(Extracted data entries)

⁂

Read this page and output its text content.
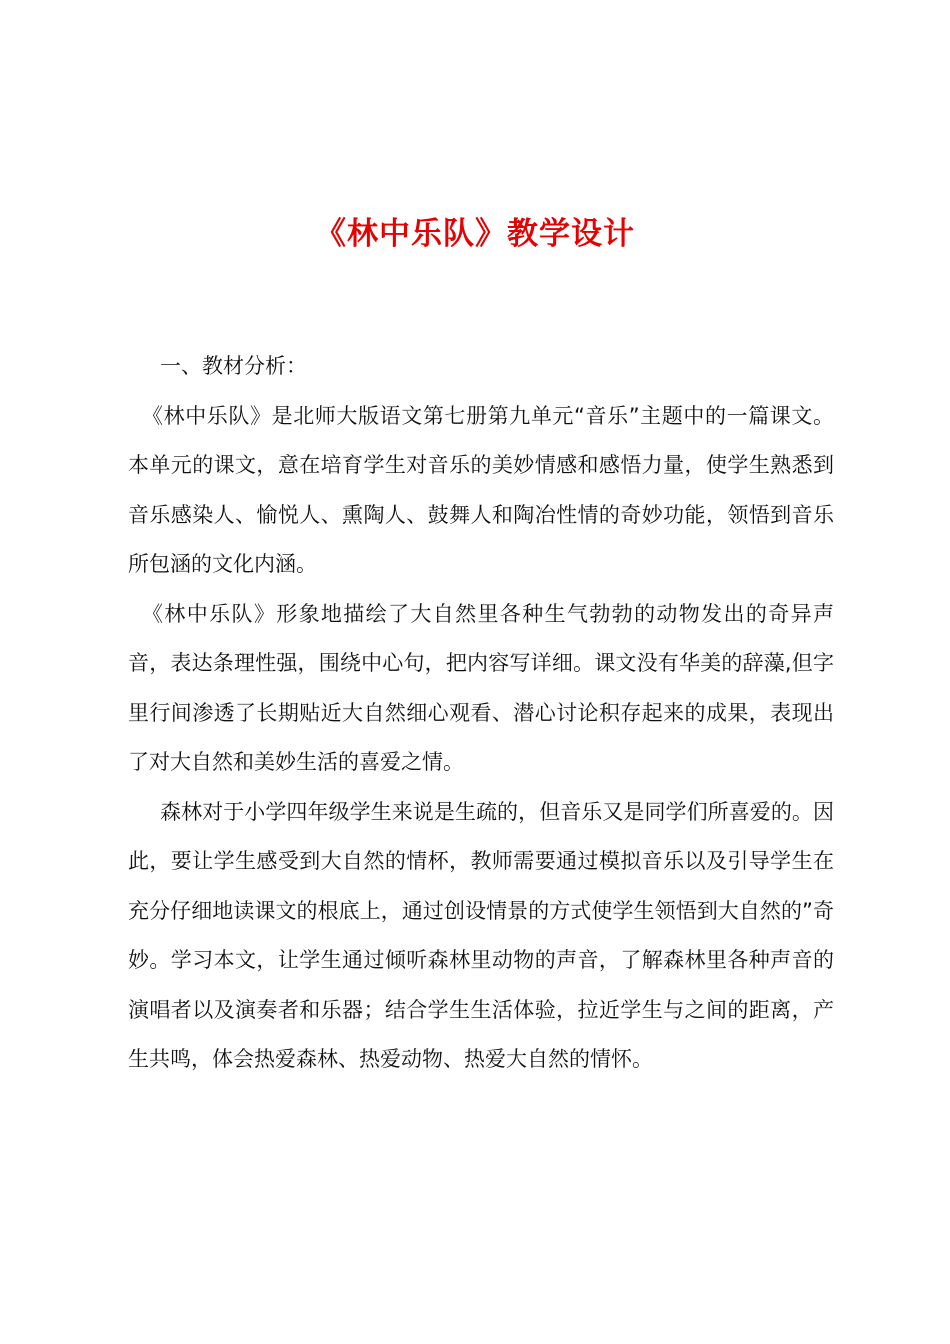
《林中乐队》教学设计

一、教材分析：

《林中乐队》是北师大版语文第七册第九单元“音乐”主题中的一篇课文。本单元的课文，意在培育学生对音乐的美妙情感和感悟力量，使学生熟悉到音乐感染人、愉悦人、熏陶人、鼓舞人和陶冶性情的奇妙功能，领悟到音乐所包涵的文化内涵。

《林中乐队》形象地描绘了大自然里各种生气勃勃的动物发出的奇异声音，表达条理性强，围绕中心句，把内容写详细。课文没有华美的辞藻,但字里行间渗透了长期贴近大自然细心观看、潜心讨论积存起来的成果，表现出了对大自然和美妙生活的喜爱之情。

森林对于小学四年级学生来说是生疏的，但音乐又是同学们所喜爱的。因此，要让学生感受到大自然的情杯，教师需要通过模拟音乐以及引导学生在充分仔细地读课文的根底上，通过创设情景的方式使学生领悟到大自然的”奇妙。学习本文，让学生通过倾听森林里动物的声音，了解森林里各种声音的演唱者以及演奏者和乐器；结合学生生活体验，拉近学生与之间的距离，产生共鸣，体会热爱森林、热爱动物、热爱大自然的情怀。
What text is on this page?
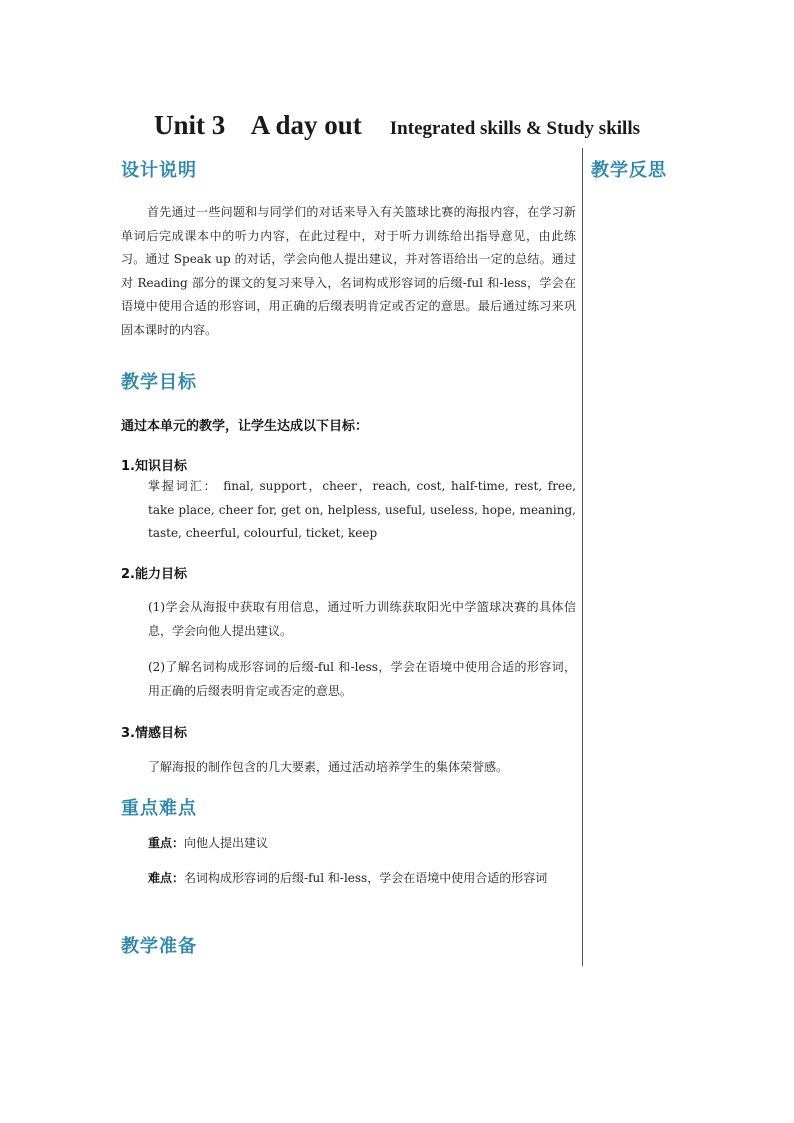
Unit 3    A day out Integrated skills & Study skills
教学反思
设计说明
首先通过一些问题和与同学们的对话来导入有关篮球比赛的海报内容，在学习新单词后完成课本中的听力内容，在此过程中，对于听力训练给出指导意见，由此练习。通过 Speak up 的对话，学会向他人提出建议，并对答语给出一定的总结。通过对 Reading 部分的课文的复习来导入，名词构成形容词的后缀-ful 和-less，学会在语境中使用合适的形容词，用正确的后缀表明肯定或否定的意思。最后通过练习来巩固本课时的内容。
教学目标
通过本单元的教学，让学生达成以下目标：
1.知识目标
掌握词汇： final, support，cheer，reach, cost, half-time, rest, free, take place, cheer for, get on, helpless, useful, useless, hope, meaning, taste, cheerful, colourful, ticket, keep
2.能力目标
(1)学会从海报中获取有用信息，通过听力训练获取阳光中学篮球决赛的具体信息，学会向他人提出建议。
(2)了解名词构成形容词的后缀-ful 和-less，学会在语境中使用合适的形容词，用正确的后缀表明肯定或否定的意思。
3.情感目标
了解海报的制作包含的几大要素，通过活动培养学生的集体荣誉感。
重点难点
重点：向他人提出建议
难点：名词构成形容词的后缀-ful 和-less，学会在语境中使用合适的形容词
教学准备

⁂

• [GIVEN REQUEST]
Each line above that holds the string "学会向他人提出建议" should be copied and shown.

• [OUTPUT BELOW]
首先通过一些问题和与同学们的对话来导入有关篮球比赛的海报内容，在学习新单词后完成课本中的听力内容，在此过程中，对于听力训练给出指导意见，由此练习。通过 Speak up 的对话，学会向他人提出建议，并对答语给出一定的总结。通过对 Reading 部分的课文的复习来导入，名词构成形容词的后缀-ful 和-less，学会在语境中使用合适的形容词，用正确的后缀表明肯定或否定的意思。最后通过练习来巩固本课时的内容。
(1)学会从海报中获取有用信息，通过听力训练获取阳光中学篮球决赛的具体信息，学会向他人提出建议。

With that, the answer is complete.